_Task prompt_: Write out the entries verbatim and leave the images out of the copy.

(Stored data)
━━━━

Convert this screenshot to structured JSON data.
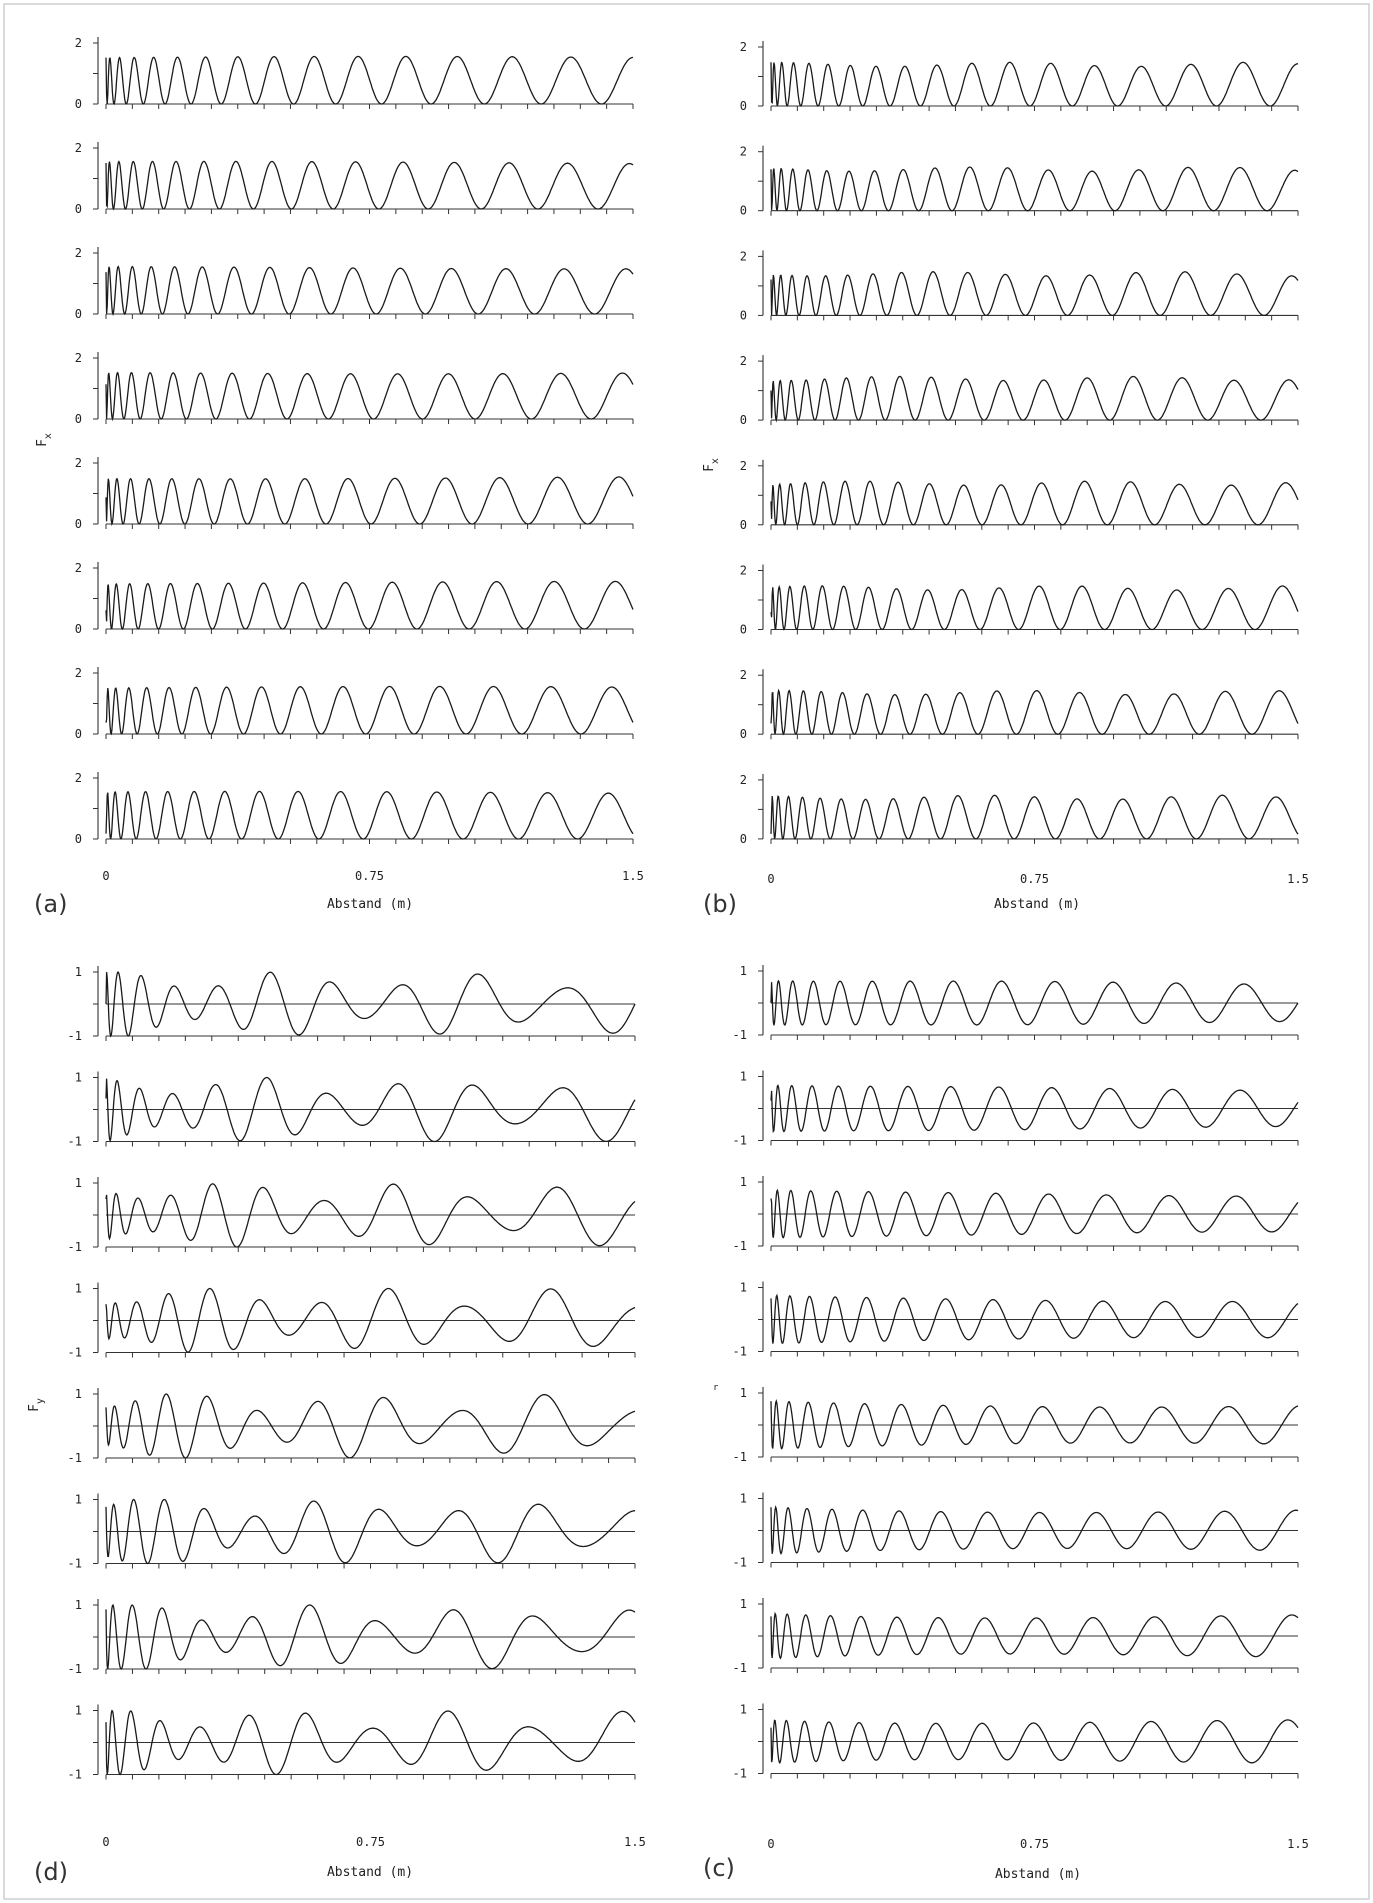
{
  "chart_data": [
    {
      "panel": "a",
      "type": "line",
      "panel_label": "(a)",
      "xlabel": "Abstand (m)",
      "ylabel": "Fx",
      "ylabel_main": "F",
      "ylabel_sub": "x",
      "xlim": [
        0,
        1.5
      ],
      "x_tick_labels": [
        "0",
        "0.75",
        "1.5"
      ],
      "ylim": [
        0,
        2
      ],
      "y_tick_labels": [
        "0",
        "2"
      ],
      "n_traces": 8,
      "waveform": "rectified-cosine oscillation; frequency decreasing with distance",
      "amplitude_approx": 1.5,
      "cycles_approx": 15,
      "color": "#1a1a1a"
    },
    {
      "panel": "b",
      "type": "line",
      "panel_label": "(b)",
      "xlabel": "Abstand (m)",
      "ylabel": "Fx",
      "ylabel_main": "F",
      "ylabel_sub": "x",
      "xlim": [
        0,
        1.5
      ],
      "x_tick_labels": [
        "0",
        "0.75",
        "1.5"
      ],
      "ylim": [
        0,
        2
      ],
      "y_tick_labels": [
        "0",
        "2"
      ],
      "n_traces": 8,
      "waveform": "rectified-cosine oscillation with beating amplitude; frequency decreasing with distance",
      "amplitude_approx": 1.5,
      "cycles_approx": 17,
      "color": "#1a1a1a"
    },
    {
      "panel": "d",
      "type": "line",
      "panel_label": "(d)",
      "xlabel": "Abstand (m)",
      "ylabel": "Fy",
      "ylabel_main": "F",
      "ylabel_sub": "y",
      "xlim": [
        0,
        1.5
      ],
      "x_tick_labels": [
        "0",
        "0.75",
        "1.5"
      ],
      "ylim": [
        -1,
        1
      ],
      "y_tick_labels": [
        "1",
        "-1"
      ],
      "n_traces": 8,
      "waveform": "oscillation about zero with strongly modulated (beating) amplitude; frequency decreasing with distance",
      "amplitude_approx": 0.95,
      "cycles_approx": 10,
      "color": "#1a1a1a"
    },
    {
      "panel": "c",
      "type": "line",
      "panel_label": "(c)",
      "xlabel": "Abstand (m)",
      "ylabel": "",
      "ylabel_main": "",
      "ylabel_sub": "",
      "ylabel_tiny": "r",
      "xlim": [
        0,
        1.5
      ],
      "x_tick_labels": [
        "0",
        "0.75",
        "1.5"
      ],
      "ylim": [
        -1,
        1
      ],
      "y_tick_labels": [
        "1",
        "-1"
      ],
      "n_traces": 8,
      "waveform": "regular oscillation about zero with near-constant amplitude; frequency decreasing with distance",
      "amplitude_approx": 0.65,
      "cycles_approx": 13,
      "color": "#1a1a1a"
    }
  ]
}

━━━━

_Exercise answer_:
Convert this screenshot to structured JSON data.
{
  "chart_data": [
    {
      "panel": "a",
      "type": "line",
      "panel_label": "(a)",
      "xlabel": "Abstand (m)",
      "ylabel": "Fx",
      "ylabel_main": "F",
      "ylabel_sub": "x",
      "xlim": [
        0,
        1.5
      ],
      "x_tick_labels": [
        "0",
        "0.75",
        "1.5"
      ],
      "ylim": [
        0,
        2
      ],
      "y_tick_labels": [
        "0",
        "2"
      ],
      "n_traces": 8,
      "waveform": "rectified-cosine oscillation; frequency decreasing with distance",
      "amplitude_approx": 1.5,
      "cycles_approx": 15,
      "color": "#1a1a1a"
    },
    {
      "panel": "b",
      "type": "line",
      "panel_label": "(b)",
      "xlabel": "Abstand (m)",
      "ylabel": "Fx",
      "ylabel_main": "F",
      "ylabel_sub": "x",
      "xlim": [
        0,
        1.5
      ],
      "x_tick_labels": [
        "0",
        "0.75",
        "1.5"
      ],
      "ylim": [
        0,
        2
      ],
      "y_tick_labels": [
        "0",
        "2"
      ],
      "n_traces": 8,
      "waveform": "rectified-cosine oscillation with beating amplitude; frequency decreasing with distance",
      "amplitude_approx": 1.5,
      "cycles_approx": 17,
      "color": "#1a1a1a"
    },
    {
      "panel": "d",
      "type": "line",
      "panel_label": "(d)",
      "xlabel": "Abstand (m)",
      "ylabel": "Fy",
      "ylabel_main": "F",
      "ylabel_sub": "y",
      "xlim": [
        0,
        1.5
      ],
      "x_tick_labels": [
        "0",
        "0.75",
        "1.5"
      ],
      "ylim": [
        -1,
        1
      ],
      "y_tick_labels": [
        "1",
        "-1"
      ],
      "n_traces": 8,
      "waveform": "oscillation about zero with strongly modulated (beating) amplitude; frequency decreasing with distance",
      "amplitude_approx": 0.95,
      "cycles_approx": 10,
      "color": "#1a1a1a"
    },
    {
      "panel": "c",
      "type": "line",
      "panel_label": "(c)",
      "xlabel": "Abstand (m)",
      "ylabel": "",
      "ylabel_main": "",
      "ylabel_sub": "",
      "ylabel_tiny": "r",
      "xlim": [
        0,
        1.5
      ],
      "x_tick_labels": [
        "0",
        "0.75",
        "1.5"
      ],
      "ylim": [
        -1,
        1
      ],
      "y_tick_labels": [
        "1",
        "-1"
      ],
      "n_traces": 8,
      "waveform": "regular oscillation about zero with near-constant amplitude; frequency decreasing with distance",
      "amplitude_approx": 0.65,
      "cycles_approx": 13,
      "color": "#1a1a1a"
    }
  ]
}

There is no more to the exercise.